Repeat the listing word for word. No pictures belong in the copy.
────────
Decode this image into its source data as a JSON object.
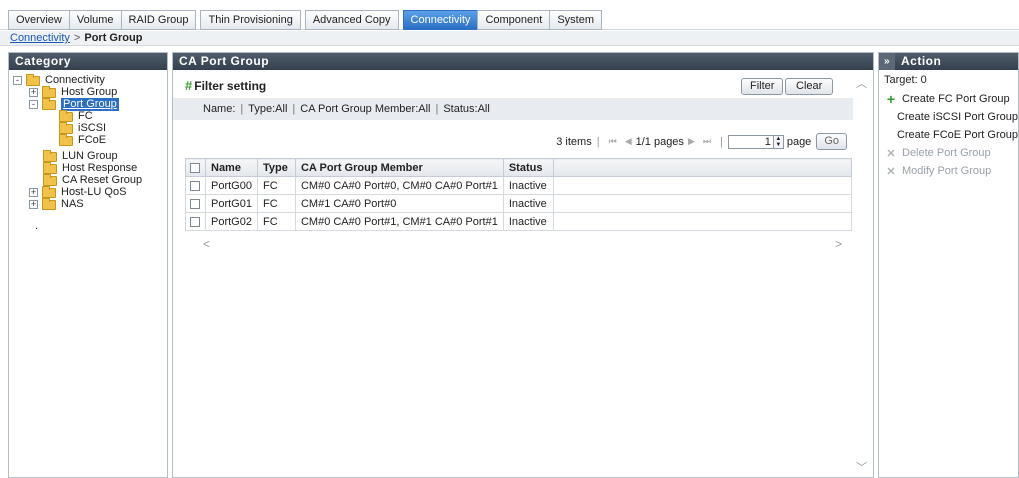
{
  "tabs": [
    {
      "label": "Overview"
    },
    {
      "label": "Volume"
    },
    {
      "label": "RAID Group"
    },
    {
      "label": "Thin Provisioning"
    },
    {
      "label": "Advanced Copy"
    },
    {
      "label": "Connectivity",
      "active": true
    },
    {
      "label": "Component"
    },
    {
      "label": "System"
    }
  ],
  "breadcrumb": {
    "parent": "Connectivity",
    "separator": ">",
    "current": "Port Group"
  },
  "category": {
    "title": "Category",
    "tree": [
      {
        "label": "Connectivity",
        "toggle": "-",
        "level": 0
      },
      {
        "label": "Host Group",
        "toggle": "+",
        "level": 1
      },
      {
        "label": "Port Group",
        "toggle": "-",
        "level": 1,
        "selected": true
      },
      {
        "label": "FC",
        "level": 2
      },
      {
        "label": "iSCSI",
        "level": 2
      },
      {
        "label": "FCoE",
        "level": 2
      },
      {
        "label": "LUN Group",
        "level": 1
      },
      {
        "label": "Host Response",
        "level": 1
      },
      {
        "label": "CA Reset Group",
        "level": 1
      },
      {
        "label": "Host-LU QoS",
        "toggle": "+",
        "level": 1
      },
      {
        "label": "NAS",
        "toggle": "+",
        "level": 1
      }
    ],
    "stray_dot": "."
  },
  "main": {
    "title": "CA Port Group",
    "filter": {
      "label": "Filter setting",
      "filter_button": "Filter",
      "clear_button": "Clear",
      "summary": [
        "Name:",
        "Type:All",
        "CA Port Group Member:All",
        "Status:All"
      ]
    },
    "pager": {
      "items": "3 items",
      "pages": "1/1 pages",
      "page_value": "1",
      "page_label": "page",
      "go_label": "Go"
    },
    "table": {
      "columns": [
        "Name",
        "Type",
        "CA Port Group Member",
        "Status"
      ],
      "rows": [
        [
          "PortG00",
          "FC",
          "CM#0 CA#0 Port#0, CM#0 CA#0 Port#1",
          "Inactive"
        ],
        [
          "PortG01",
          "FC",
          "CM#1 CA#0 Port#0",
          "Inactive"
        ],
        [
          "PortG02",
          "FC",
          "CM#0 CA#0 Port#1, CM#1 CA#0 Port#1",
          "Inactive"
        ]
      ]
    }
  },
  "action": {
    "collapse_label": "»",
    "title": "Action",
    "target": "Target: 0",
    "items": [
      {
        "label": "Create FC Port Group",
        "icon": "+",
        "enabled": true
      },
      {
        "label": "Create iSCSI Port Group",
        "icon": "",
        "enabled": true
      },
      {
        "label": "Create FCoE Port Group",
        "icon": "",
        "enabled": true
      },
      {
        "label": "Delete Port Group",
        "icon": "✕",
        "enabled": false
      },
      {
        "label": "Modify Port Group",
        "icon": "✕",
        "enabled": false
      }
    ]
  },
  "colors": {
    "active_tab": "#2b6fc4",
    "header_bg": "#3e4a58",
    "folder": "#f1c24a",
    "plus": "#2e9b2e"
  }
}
────────
• **OUTPUT OF THE TASK**
Decode this image into its source data as a JSON object.
{
  "tabs": [
    {
      "label": "Overview"
    },
    {
      "label": "Volume"
    },
    {
      "label": "RAID Group"
    },
    {
      "label": "Thin Provisioning"
    },
    {
      "label": "Advanced Copy"
    },
    {
      "label": "Connectivity",
      "active": true
    },
    {
      "label": "Component"
    },
    {
      "label": "System"
    }
  ],
  "breadcrumb": {
    "parent": "Connectivity",
    "separator": ">",
    "current": "Port Group"
  },
  "category": {
    "title": "Category",
    "tree": [
      {
        "label": "Connectivity",
        "toggle": "-",
        "level": 0
      },
      {
        "label": "Host Group",
        "toggle": "+",
        "level": 1
      },
      {
        "label": "Port Group",
        "toggle": "-",
        "level": 1,
        "selected": true
      },
      {
        "label": "FC",
        "level": 2
      },
      {
        "label": "iSCSI",
        "level": 2
      },
      {
        "label": "FCoE",
        "level": 2
      },
      {
        "label": "LUN Group",
        "level": 1
      },
      {
        "label": "Host Response",
        "level": 1
      },
      {
        "label": "CA Reset Group",
        "level": 1
      },
      {
        "label": "Host-LU QoS",
        "toggle": "+",
        "level": 1
      },
      {
        "label": "NAS",
        "toggle": "+",
        "level": 1
      }
    ],
    "stray_dot": "."
  },
  "main": {
    "title": "CA Port Group",
    "filter": {
      "label": "Filter setting",
      "filter_button": "Filter",
      "clear_button": "Clear",
      "summary": [
        "Name:",
        "Type:All",
        "CA Port Group Member:All",
        "Status:All"
      ]
    },
    "pager": {
      "items": "3 items",
      "pages": "1/1 pages",
      "page_value": "1",
      "page_label": "page",
      "go_label": "Go"
    },
    "table": {
      "columns": [
        "Name",
        "Type",
        "CA Port Group Member",
        "Status"
      ],
      "rows": [
        [
          "PortG00",
          "FC",
          "CM#0 CA#0 Port#0, CM#0 CA#0 Port#1",
          "Inactive"
        ],
        [
          "PortG01",
          "FC",
          "CM#1 CA#0 Port#0",
          "Inactive"
        ],
        [
          "PortG02",
          "FC",
          "CM#0 CA#0 Port#1, CM#1 CA#0 Port#1",
          "Inactive"
        ]
      ]
    }
  },
  "action": {
    "collapse_label": "»",
    "title": "Action",
    "target": "Target: 0",
    "items": [
      {
        "label": "Create FC Port Group",
        "icon": "+",
        "enabled": true
      },
      {
        "label": "Create iSCSI Port Group",
        "icon": "",
        "enabled": true
      },
      {
        "label": "Create FCoE Port Group",
        "icon": "",
        "enabled": true
      },
      {
        "label": "Delete Port Group",
        "icon": "✕",
        "enabled": false
      },
      {
        "label": "Modify Port Group",
        "icon": "✕",
        "enabled": false
      }
    ]
  },
  "colors": {
    "active_tab": "#2b6fc4",
    "header_bg": "#3e4a58",
    "folder": "#f1c24a",
    "plus": "#2e9b2e"
  }
}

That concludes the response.